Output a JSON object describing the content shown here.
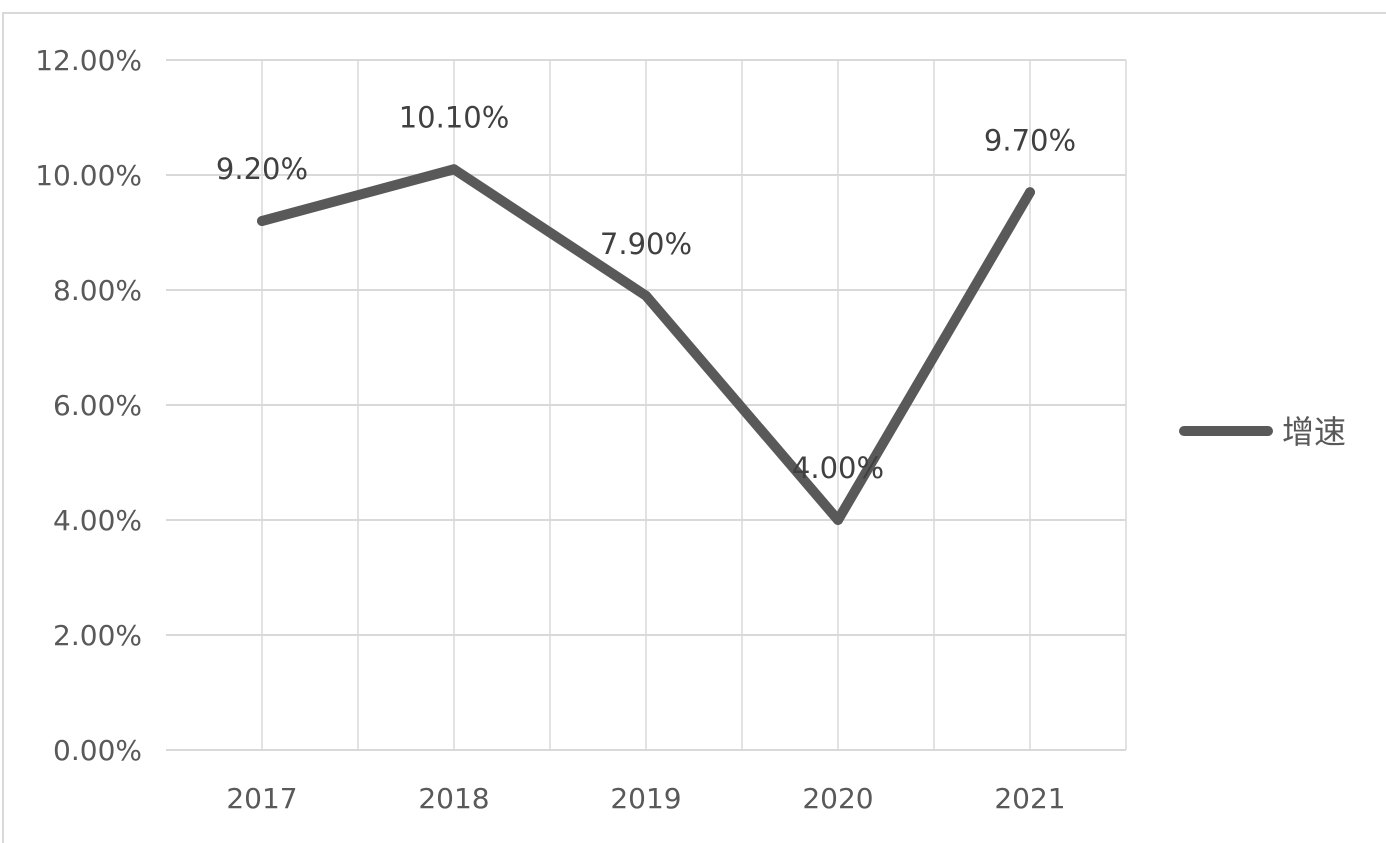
{
  "chart_data": {
    "type": "line",
    "categories": [
      "2017",
      "2018",
      "2019",
      "2020",
      "2021"
    ],
    "series": [
      {
        "name": "增速",
        "values": [
          9.2,
          10.1,
          7.9,
          4.0,
          9.7
        ],
        "data_labels": [
          "9.20%",
          "10.10%",
          "7.90%",
          "4.00%",
          "9.70%"
        ],
        "color": "#595959"
      }
    ],
    "y_ticks": [
      "0.00%",
      "2.00%",
      "4.00%",
      "6.00%",
      "8.00%",
      "10.00%",
      "12.00%"
    ],
    "ylim": [
      0,
      12
    ],
    "y_unit": "%",
    "grid": true,
    "legend": "right",
    "gridline_color": "#d9d9d9",
    "axis_label_color": "#595959"
  }
}
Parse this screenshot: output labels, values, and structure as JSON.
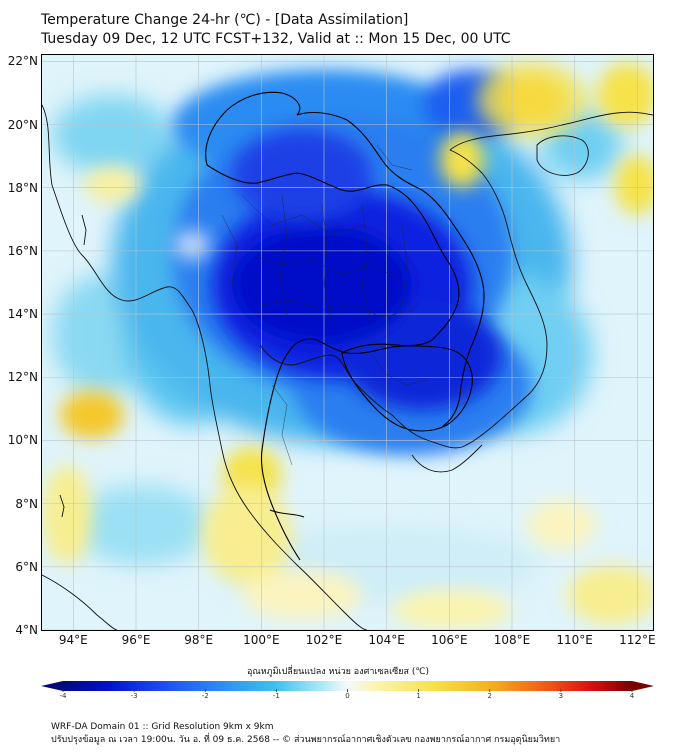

--------

◆ **Short problem**
Retype each record exactly as it stands, but do not include the pictures.

◆ **Written reply**
Output a JSON object describing the content shown here.
{
  "chart_data": {
    "type": "line",
    "categories": [
      "2017",
      "2018",
      "2019",
      "2020",
      "2021"
    ],
    "series": [
      {
        "name": "增速",
        "values": [
          9.2,
          10.1,
          7.9,
          4.0,
          9.7
        ],
        "data_labels": [
          "9.20%",
          "10.10%",
          "7.90%",
          "4.00%",
          "9.70%"
        ],
        "color": "#595959"
      }
    ],
    "y_ticks": [
      "0.00%",
      "2.00%",
      "4.00%",
      "6.00%",
      "8.00%",
      "10.00%",
      "12.00%"
    ],
    "ylim": [
      0,
      12
    ],
    "y_unit": "%",
    "grid": true,
    "legend": "right",
    "gridline_color": "#d9d9d9",
    "axis_label_color": "#595959"
  }
}
Parse this screenshot: output labels, values, and structure as JSON.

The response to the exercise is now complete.